## TASK TO CARRY OUT:
Set down all of the entries word for word, omitting the images they contain.

[START DATA SHOWN]

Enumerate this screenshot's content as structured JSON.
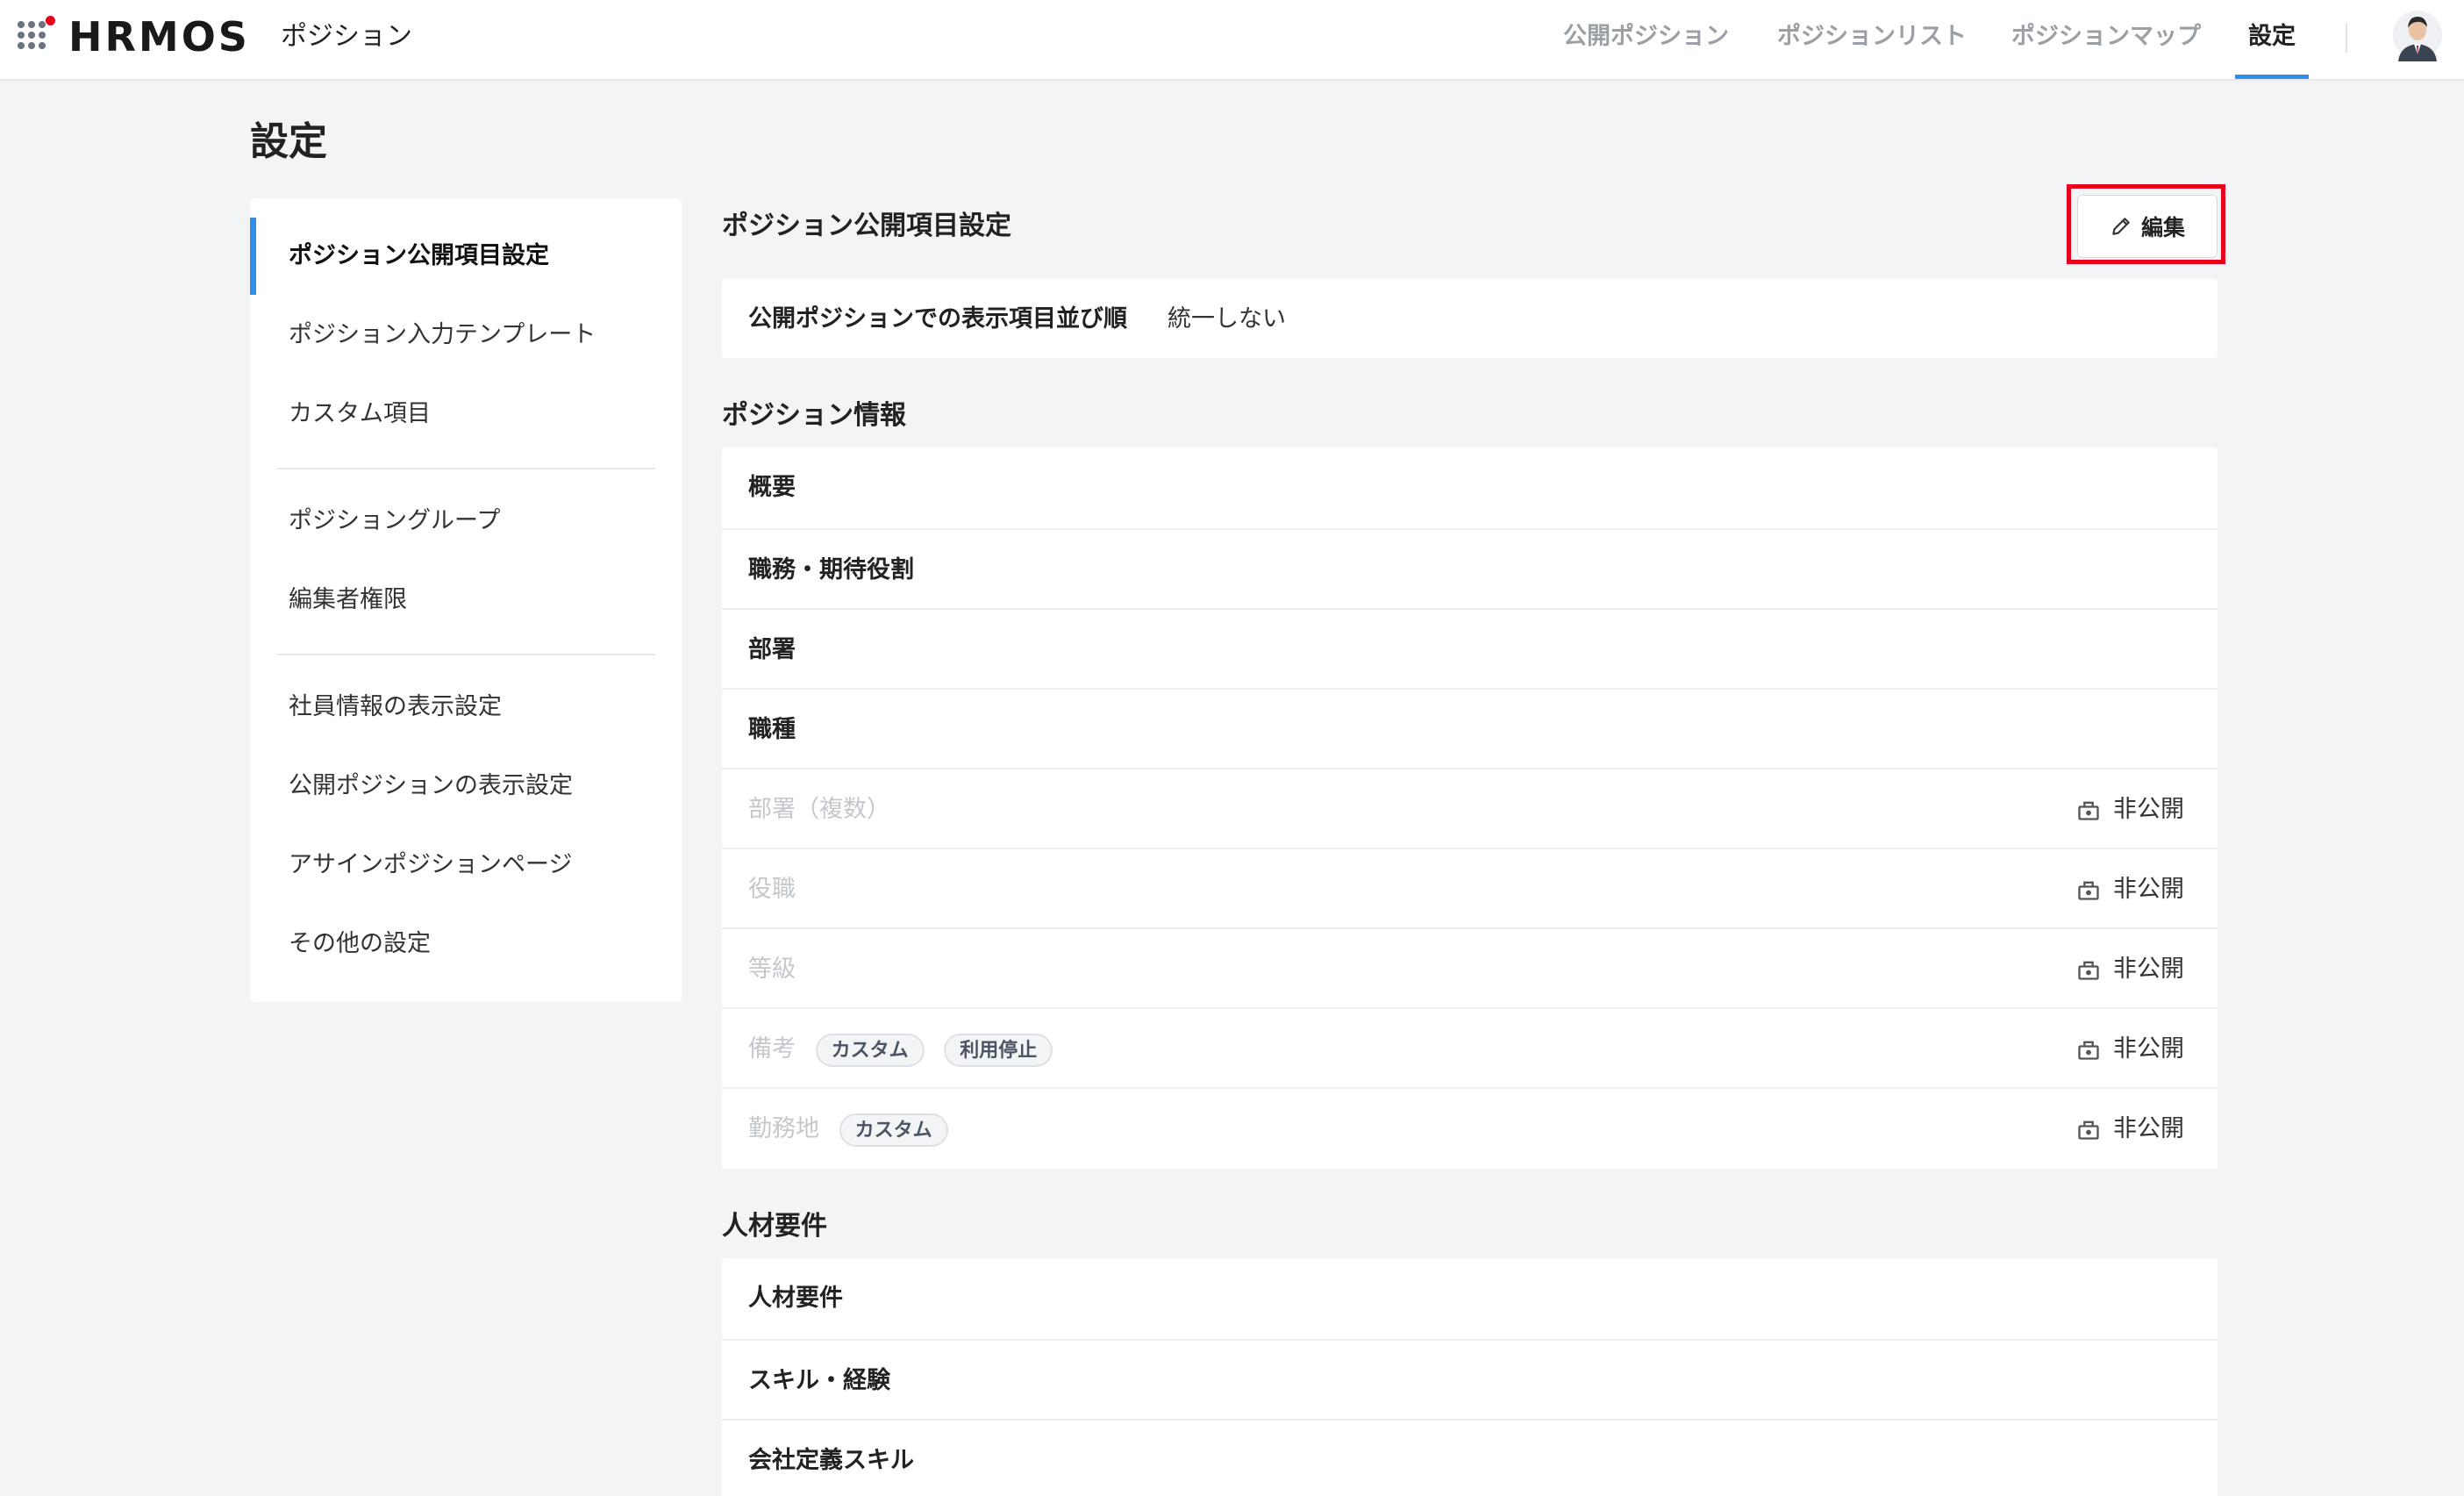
{
  "header": {
    "logo": "HRMOS",
    "app_name": "ポジション",
    "nav": [
      {
        "label": "公開ポジション"
      },
      {
        "label": "ポジションリスト"
      },
      {
        "label": "ポジションマップ"
      },
      {
        "label": "設定"
      }
    ],
    "active_nav": "設定",
    "accent_color": "#2f8fe8"
  },
  "page": {
    "title": "設定"
  },
  "sidebar": {
    "groups": [
      [
        {
          "label": "ポジション公開項目設定"
        },
        {
          "label": "ポジション入力テンプレート"
        },
        {
          "label": "カスタム項目"
        }
      ],
      [
        {
          "label": "ポジショングループ"
        },
        {
          "label": "編集者権限"
        }
      ],
      [
        {
          "label": "社員情報の表示設定"
        },
        {
          "label": "公開ポジションの表示設定"
        },
        {
          "label": "アサインポジションページ"
        },
        {
          "label": "その他の設定"
        }
      ]
    ],
    "active": "ポジション公開項目設定"
  },
  "main": {
    "title": "ポジション公開項目設定",
    "edit_label": "編集",
    "edit_icon": "pencil-icon",
    "order": {
      "label": "公開ポジションでの表示項目並び順",
      "value": "統一しない"
    },
    "sections": [
      {
        "title": "ポジション情報",
        "rows": [
          {
            "label": "概要"
          },
          {
            "label": "職務・期待役割"
          },
          {
            "label": "部署"
          },
          {
            "label": "職種"
          },
          {
            "label": "部署（複数）",
            "status": "非公開"
          },
          {
            "label": "役職",
            "status": "非公開"
          },
          {
            "label": "等級",
            "status": "非公開"
          },
          {
            "label": "備考",
            "tags": [
              "カスタム",
              "利用停止"
            ],
            "status": "非公開"
          },
          {
            "label": "勤務地",
            "tags": [
              "カスタム"
            ],
            "status": "非公開"
          }
        ]
      },
      {
        "title": "人材要件",
        "rows": [
          {
            "label": "人材要件"
          },
          {
            "label": "スキル・経験"
          },
          {
            "label": "会社定義スキル"
          }
        ]
      }
    ],
    "highlight_color": "#e8001c"
  }
}
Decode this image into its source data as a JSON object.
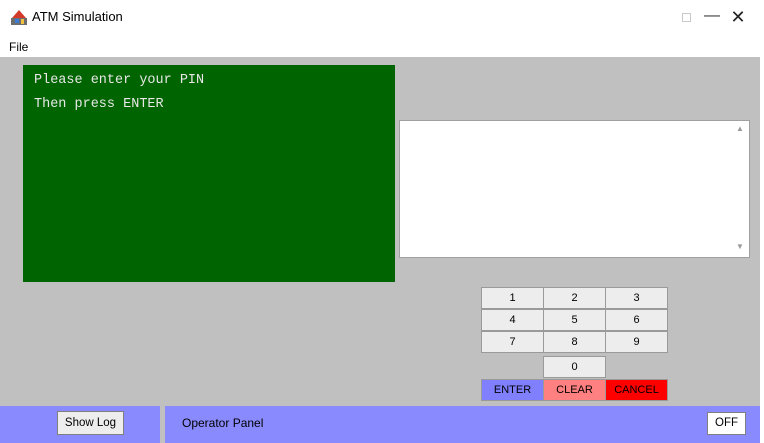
{
  "window": {
    "title": "ATM Simulation",
    "icon": "atm-app-icon",
    "controls": {
      "minimize": "—",
      "maximize": "maximize-icon",
      "close": "✕"
    }
  },
  "menu": {
    "file": "File"
  },
  "display": {
    "lines": [
      "Please enter your PIN",
      "Then press ENTER"
    ],
    "background": "#006400"
  },
  "log": {
    "content": ""
  },
  "keypad": {
    "keys": [
      "1",
      "2",
      "3",
      "4",
      "5",
      "6",
      "7",
      "8",
      "9",
      "0"
    ],
    "enter": "ENTER",
    "clear": "CLEAR",
    "cancel": "CANCEL"
  },
  "operator_panel": {
    "show_log": "Show Log",
    "label": "Operator Panel",
    "power": "OFF",
    "background": "#8a8aff"
  }
}
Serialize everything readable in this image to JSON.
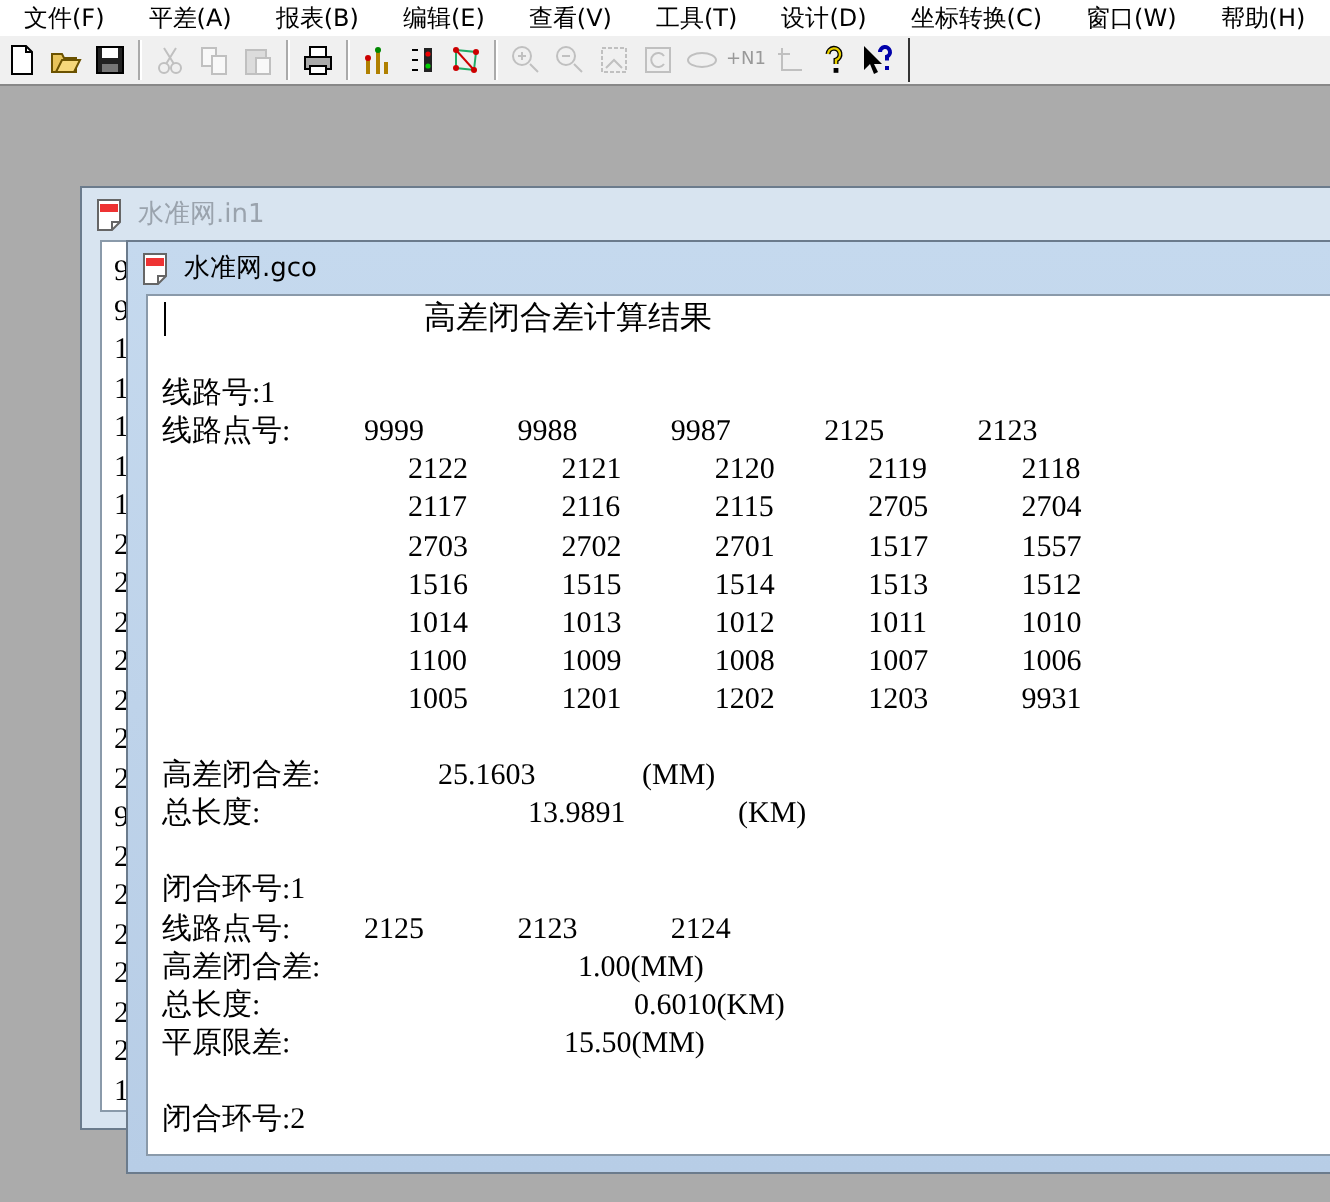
{
  "menu_bar": {
    "items": [
      "文件(F)",
      "平差(A)",
      "报表(B)",
      "编辑(E)",
      "查看(V)",
      "工具(T)",
      "设计(D)",
      "坐标转换(C)",
      "窗口(W)",
      "帮助(H)"
    ]
  },
  "toolbar": {
    "buttons": [
      {
        "kind": "new",
        "disabled": false
      },
      {
        "kind": "open",
        "disabled": false
      },
      {
        "kind": "save",
        "disabled": false
      },
      {
        "kind": "sep"
      },
      {
        "kind": "cut",
        "disabled": true
      },
      {
        "kind": "copy",
        "disabled": true
      },
      {
        "kind": "paste",
        "disabled": true
      },
      {
        "kind": "sep"
      },
      {
        "kind": "print",
        "disabled": false
      },
      {
        "kind": "sep"
      },
      {
        "kind": "level",
        "disabled": false
      },
      {
        "kind": "numbers",
        "disabled": false
      },
      {
        "kind": "network",
        "disabled": false
      },
      {
        "kind": "sep"
      },
      {
        "kind": "zoom-in",
        "disabled": true
      },
      {
        "kind": "zoom-out",
        "disabled": true
      },
      {
        "kind": "frame",
        "disabled": true
      },
      {
        "kind": "refresh",
        "disabled": true
      },
      {
        "kind": "ellipse",
        "disabled": true
      },
      {
        "kind": "text",
        "label": "+N1",
        "disabled": true
      },
      {
        "kind": "axes",
        "disabled": true
      },
      {
        "kind": "help",
        "disabled": false
      },
      {
        "kind": "whats-this",
        "disabled": false
      }
    ]
  },
  "back_window": {
    "title": "水准网.in1",
    "active": false,
    "lines": [
      "9",
      "9",
      "1",
      "1",
      "1",
      "1",
      "1",
      "2",
      "2",
      "2",
      "2",
      "2",
      "2",
      "2",
      "9",
      "2",
      "2",
      "2",
      "2",
      "2",
      "2",
      "1"
    ]
  },
  "front_window": {
    "title": "水准网.gco",
    "active": true,
    "report": [
      {
        "kind": "title",
        "text": "高差闭合差计算结果"
      },
      {
        "kind": "blank"
      },
      {
        "kind": "text",
        "text": "线路号:1"
      },
      {
        "kind": "points",
        "label": "线路点号:",
        "values": [
          "9999",
          "9988",
          "9987",
          "2125",
          "2123"
        ]
      },
      {
        "kind": "points",
        "values": [
          "2122",
          "2121",
          "2120",
          "2119",
          "2118"
        ]
      },
      {
        "kind": "points",
        "values": [
          "2117",
          "2116",
          "2115",
          "2705",
          "2704"
        ]
      },
      {
        "kind": "points",
        "values": [
          "2703",
          "2702",
          "2701",
          "1517",
          "1557"
        ]
      },
      {
        "kind": "points",
        "values": [
          "1516",
          "1515",
          "1514",
          "1513",
          "1512"
        ]
      },
      {
        "kind": "points",
        "values": [
          "1014",
          "1013",
          "1012",
          "1011",
          "1010"
        ]
      },
      {
        "kind": "points",
        "values": [
          "1100",
          "1009",
          "1008",
          "1007",
          "1006"
        ]
      },
      {
        "kind": "points",
        "values": [
          "1005",
          "1201",
          "1202",
          "1203",
          "9931"
        ]
      },
      {
        "kind": "blank"
      },
      {
        "kind": "field",
        "label": "高差闭合差:",
        "value": "25.1603",
        "unit": "(MM)"
      },
      {
        "kind": "field",
        "label": "总长度:",
        "value": "13.9891",
        "unit": "(KM)"
      },
      {
        "kind": "blank"
      },
      {
        "kind": "text",
        "text": "闭合环号:1"
      },
      {
        "kind": "points",
        "label": "线路点号:",
        "values": [
          "2125",
          "2123",
          "2124"
        ]
      },
      {
        "kind": "field",
        "label": "高差闭合差:",
        "value": "1.00(MM)"
      },
      {
        "kind": "field",
        "label": "总长度:",
        "value": "0.6010(KM)"
      },
      {
        "kind": "field",
        "label": "平原限差:",
        "value": "15.50(MM)"
      },
      {
        "kind": "blank"
      },
      {
        "kind": "text",
        "text": "闭合环号:2"
      }
    ]
  }
}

[END DATA SHOWN]

## FINAL RESULT:
Enumerate this screenshot's content as structured JSON.
{
  "header": {
    "logo": "HRMOS",
    "app_name": "ポジション",
    "nav": [
      {
        "label": "公開ポジション"
      },
      {
        "label": "ポジションリスト"
      },
      {
        "label": "ポジションマップ"
      },
      {
        "label": "設定"
      }
    ],
    "active_nav": "設定",
    "accent_color": "#2f8fe8"
  },
  "page": {
    "title": "設定"
  },
  "sidebar": {
    "groups": [
      [
        {
          "label": "ポジション公開項目設定"
        },
        {
          "label": "ポジション入力テンプレート"
        },
        {
          "label": "カスタム項目"
        }
      ],
      [
        {
          "label": "ポジショングループ"
        },
        {
          "label": "編集者権限"
        }
      ],
      [
        {
          "label": "社員情報の表示設定"
        },
        {
          "label": "公開ポジションの表示設定"
        },
        {
          "label": "アサインポジションページ"
        },
        {
          "label": "その他の設定"
        }
      ]
    ],
    "active": "ポジション公開項目設定"
  },
  "main": {
    "title": "ポジション公開項目設定",
    "edit_label": "編集",
    "edit_icon": "pencil-icon",
    "order": {
      "label": "公開ポジションでの表示項目並び順",
      "value": "統一しない"
    },
    "sections": [
      {
        "title": "ポジション情報",
        "rows": [
          {
            "label": "概要"
          },
          {
            "label": "職務・期待役割"
          },
          {
            "label": "部署"
          },
          {
            "label": "職種"
          },
          {
            "label": "部署（複数）",
            "status": "非公開"
          },
          {
            "label": "役職",
            "status": "非公開"
          },
          {
            "label": "等級",
            "status": "非公開"
          },
          {
            "label": "備考",
            "tags": [
              "カスタム",
              "利用停止"
            ],
            "status": "非公開"
          },
          {
            "label": "勤務地",
            "tags": [
              "カスタム"
            ],
            "status": "非公開"
          }
        ]
      },
      {
        "title": "人材要件",
        "rows": [
          {
            "label": "人材要件"
          },
          {
            "label": "スキル・経験"
          },
          {
            "label": "会社定義スキル"
          }
        ]
      }
    ],
    "highlight_color": "#e8001c"
  }
}
Decode this image into its source data as a JSON object.
{
  "window": {
    "title": "ATM Simulation",
    "icon": "atm-app-icon",
    "controls": {
      "minimize": "—",
      "maximize": "maximize-icon",
      "close": "✕"
    }
  },
  "menu": {
    "file": "File"
  },
  "display": {
    "lines": [
      "Please enter your PIN",
      "Then press ENTER"
    ],
    "background": "#006400"
  },
  "log": {
    "content": ""
  },
  "keypad": {
    "keys": [
      "1",
      "2",
      "3",
      "4",
      "5",
      "6",
      "7",
      "8",
      "9",
      "0"
    ],
    "enter": "ENTER",
    "clear": "CLEAR",
    "cancel": "CANCEL"
  },
  "operator_panel": {
    "show_log": "Show Log",
    "label": "Operator Panel",
    "power": "OFF",
    "background": "#8a8aff"
  }
}
Serialize everything readable in this image to JSON.
{
  "menu_bar": {
    "items": [
      "文件(F)",
      "平差(A)",
      "报表(B)",
      "编辑(E)",
      "查看(V)",
      "工具(T)",
      "设计(D)",
      "坐标转换(C)",
      "窗口(W)",
      "帮助(H)"
    ]
  },
  "toolbar": {
    "buttons": [
      {
        "kind": "new",
        "disabled": false
      },
      {
        "kind": "open",
        "disabled": false
      },
      {
        "kind": "save",
        "disabled": false
      },
      {
        "kind": "sep"
      },
      {
        "kind": "cut",
        "disabled": true
      },
      {
        "kind": "copy",
        "disabled": true
      },
      {
        "kind": "paste",
        "disabled": true
      },
      {
        "kind": "sep"
      },
      {
        "kind": "print",
        "disabled": false
      },
      {
        "kind": "sep"
      },
      {
        "kind": "level",
        "disabled": false
      },
      {
        "kind": "numbers",
        "disabled": false
      },
      {
        "kind": "network",
        "disabled": false
      },
      {
        "kind": "sep"
      },
      {
        "kind": "zoom-in",
        "disabled": true
      },
      {
        "kind": "zoom-out",
        "disabled": true
      },
      {
        "kind": "frame",
        "disabled": true
      },
      {
        "kind": "refresh",
        "disabled": true
      },
      {
        "kind": "ellipse",
        "disabled": true
      },
      {
        "kind": "text",
        "label": "+N1",
        "disabled": true
      },
      {
        "kind": "axes",
        "disabled": true
      },
      {
        "kind": "help",
        "disabled": false
      },
      {
        "kind": "whats-this",
        "disabled": false
      }
    ]
  },
  "back_window": {
    "title": "水准网.in1",
    "active": false,
    "lines": [
      "9",
      "9",
      "1",
      "1",
      "1",
      "1",
      "1",
      "2",
      "2",
      "2",
      "2",
      "2",
      "2",
      "2",
      "9",
      "2",
      "2",
      "2",
      "2",
      "2",
      "2",
      "1"
    ]
  },
  "front_window": {
    "title": "水准网.gco",
    "active": true,
    "report": [
      {
        "kind": "title",
        "text": "高差闭合差计算结果"
      },
      {
        "kind": "blank"
      },
      {
        "kind": "text",
        "text": "线路号:1"
      },
      {
        "kind": "points",
        "label": "线路点号:",
        "values": [
          "9999",
          "9988",
          "9987",
          "2125",
          "2123"
        ]
      },
      {
        "kind": "points",
        "values": [
          "2122",
          "2121",
          "2120",
          "2119",
          "2118"
        ]
      },
      {
        "kind": "points",
        "values": [
          "2117",
          "2116",
          "2115",
          "2705",
          "2704"
        ]
      },
      {
        "kind": "points",
        "values": [
          "2703",
          "2702",
          "2701",
          "1517",
          "1557"
        ]
      },
      {
        "kind": "points",
        "values": [
          "1516",
          "1515",
          "1514",
          "1513",
          "1512"
        ]
      },
      {
        "kind": "points",
        "values": [
          "1014",
          "1013",
          "1012",
          "1011",
          "1010"
        ]
      },
      {
        "kind": "points",
        "values": [
          "1100",
          "1009",
          "1008",
          "1007",
          "1006"
        ]
      },
      {
        "kind": "points",
        "values": [
          "1005",
          "1201",
          "1202",
          "1203",
          "9931"
        ]
      },
      {
        "kind": "blank"
      },
      {
        "kind": "field",
        "label": "高差闭合差:",
        "value": "25.1603",
        "unit": "(MM)"
      },
      {
        "kind": "field",
        "label": "总长度:",
        "value": "13.9891",
        "unit": "(KM)"
      },
      {
        "kind": "blank"
      },
      {
        "kind": "text",
        "text": "闭合环号:1"
      },
      {
        "kind": "points",
        "label": "线路点号:",
        "values": [
          "2125",
          "2123",
          "2124"
        ]
      },
      {
        "kind": "field",
        "label": "高差闭合差:",
        "value": "1.00(MM)"
      },
      {
        "kind": "field",
        "label": "总长度:",
        "value": "0.6010(KM)"
      },
      {
        "kind": "field",
        "label": "平原限差:",
        "value": "15.50(MM)"
      },
      {
        "kind": "blank"
      },
      {
        "kind": "text",
        "text": "闭合环号:2"
      }
    ]
  }
}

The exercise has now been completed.